┌──

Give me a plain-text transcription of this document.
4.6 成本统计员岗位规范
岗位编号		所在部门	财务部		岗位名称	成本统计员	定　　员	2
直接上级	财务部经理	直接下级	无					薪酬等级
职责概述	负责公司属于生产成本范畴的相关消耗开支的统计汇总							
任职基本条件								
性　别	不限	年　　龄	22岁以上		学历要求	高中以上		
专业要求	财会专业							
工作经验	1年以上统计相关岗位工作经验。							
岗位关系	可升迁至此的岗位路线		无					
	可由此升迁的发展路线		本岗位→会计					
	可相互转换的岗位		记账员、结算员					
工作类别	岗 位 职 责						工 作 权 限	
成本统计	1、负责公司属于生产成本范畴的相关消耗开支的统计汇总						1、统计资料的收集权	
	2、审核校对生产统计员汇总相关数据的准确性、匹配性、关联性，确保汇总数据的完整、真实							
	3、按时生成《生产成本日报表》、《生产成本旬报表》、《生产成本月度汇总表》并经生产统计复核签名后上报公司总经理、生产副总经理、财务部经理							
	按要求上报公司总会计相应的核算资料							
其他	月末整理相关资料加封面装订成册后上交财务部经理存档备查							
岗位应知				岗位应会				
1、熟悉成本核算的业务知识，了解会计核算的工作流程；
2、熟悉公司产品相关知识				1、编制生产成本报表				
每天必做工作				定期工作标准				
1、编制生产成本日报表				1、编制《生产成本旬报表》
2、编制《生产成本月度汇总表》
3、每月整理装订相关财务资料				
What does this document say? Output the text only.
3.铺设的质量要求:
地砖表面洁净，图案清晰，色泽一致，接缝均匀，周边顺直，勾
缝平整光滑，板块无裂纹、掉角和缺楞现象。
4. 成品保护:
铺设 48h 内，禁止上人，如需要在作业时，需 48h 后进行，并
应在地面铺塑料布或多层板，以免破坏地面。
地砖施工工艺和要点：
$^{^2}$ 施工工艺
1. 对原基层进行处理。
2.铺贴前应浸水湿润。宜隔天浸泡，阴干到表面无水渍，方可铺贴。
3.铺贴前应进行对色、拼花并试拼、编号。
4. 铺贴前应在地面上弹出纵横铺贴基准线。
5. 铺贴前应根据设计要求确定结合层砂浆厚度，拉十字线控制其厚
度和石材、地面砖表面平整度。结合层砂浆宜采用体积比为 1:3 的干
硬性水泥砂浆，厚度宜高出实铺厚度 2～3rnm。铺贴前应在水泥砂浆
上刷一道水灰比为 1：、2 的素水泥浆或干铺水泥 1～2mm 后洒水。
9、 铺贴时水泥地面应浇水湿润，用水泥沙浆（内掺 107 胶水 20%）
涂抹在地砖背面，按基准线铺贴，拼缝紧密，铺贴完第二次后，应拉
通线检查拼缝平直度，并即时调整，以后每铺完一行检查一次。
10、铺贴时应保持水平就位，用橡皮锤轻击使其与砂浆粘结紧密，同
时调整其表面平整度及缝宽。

└──

Output the records above in their entirety, exactly.

**Complete response:**
Give me a plain-text transcription of this document.
4.6 成本统计员岗位规范
岗位编号		所在部门	财务部		岗位名称	成本统计员	定　　员	2
直接上级	财务部经理	直接下级	无					薪酬等级
职责概述	负责公司属于生产成本范畴的相关消耗开支的统计汇总							
任职基本条件								
性　别	不限	年　　龄	22岁以上		学历要求	高中以上		
专业要求	财会专业							
工作经验	1年以上统计相关岗位工作经验。							
岗位关系	可升迁至此的岗位路线		无					
	可由此升迁的发展路线		本岗位→会计					
	可相互转换的岗位		记账员、结算员					
工作类别	岗 位 职 责						工 作 权 限	
成本统计	1、负责公司属于生产成本范畴的相关消耗开支的统计汇总						1、统计资料的收集权	
	2、审核校对生产统计员汇总相关数据的准确性、匹配性、关联性，确保汇总数据的完整、真实							
	3、按时生成《生产成本日报表》、《生产成本旬报表》、《生产成本月度汇总表》并经生产统计复核签名后上报公司总经理、生产副总经理、财务部经理							
	按要求上报公司总会计相应的核算资料							
其他	月末整理相关资料加封面装订成册后上交财务部经理存档备查							
岗位应知				岗位应会				
1、熟悉成本核算的业务知识，了解会计核算的工作流程；
2、熟悉公司产品相关知识				1、编制生产成本报表				
每天必做工作				定期工作标准				
1、编制生产成本日报表				1、编制《生产成本旬报表》
2、编制《生产成本月度汇总表》
3、每月整理装订相关财务资料				
What does this document say? Output the text only.
3.铺设的质量要求:
地砖表面洁净，图案清晰，色泽一致，接缝均匀，周边顺直，勾
缝平整光滑，板块无裂纹、掉角和缺楞现象。
4. 成品保护:
铺设 48h 内，禁止上人，如需要在作业时，需 48h 后进行，并
应在地面铺塑料布或多层板，以免破坏地面。
地砖施工工艺和要点：
$^{^2}$ 施工工艺
1. 对原基层进行处理。
2.铺贴前应浸水湿润。宜隔天浸泡，阴干到表面无水渍，方可铺贴。
3.铺贴前应进行对色、拼花并试拼、编号。
4. 铺贴前应在地面上弹出纵横铺贴基准线。
5. 铺贴前应根据设计要求确定结合层砂浆厚度，拉十字线控制其厚
度和石材、地面砖表面平整度。结合层砂浆宜采用体积比为 1:3 的干
硬性水泥砂浆，厚度宜高出实铺厚度 2～3rnm。铺贴前应在水泥砂浆
上刷一道水灰比为 1：、2 的素水泥浆或干铺水泥 1～2mm 后洒水。
9、 铺贴时水泥地面应浇水湿润，用水泥沙浆（内掺 107 胶水 20%）
涂抹在地砖背面，按基准线铺贴，拼缝紧密，铺贴完第二次后，应拉
通线检查拼缝平直度，并即时调整，以后每铺完一行检查一次。
10、铺贴时应保持水平就位，用橡皮锤轻击使其与砂浆粘结紧密，同
时调整其表面平整度及缝宽。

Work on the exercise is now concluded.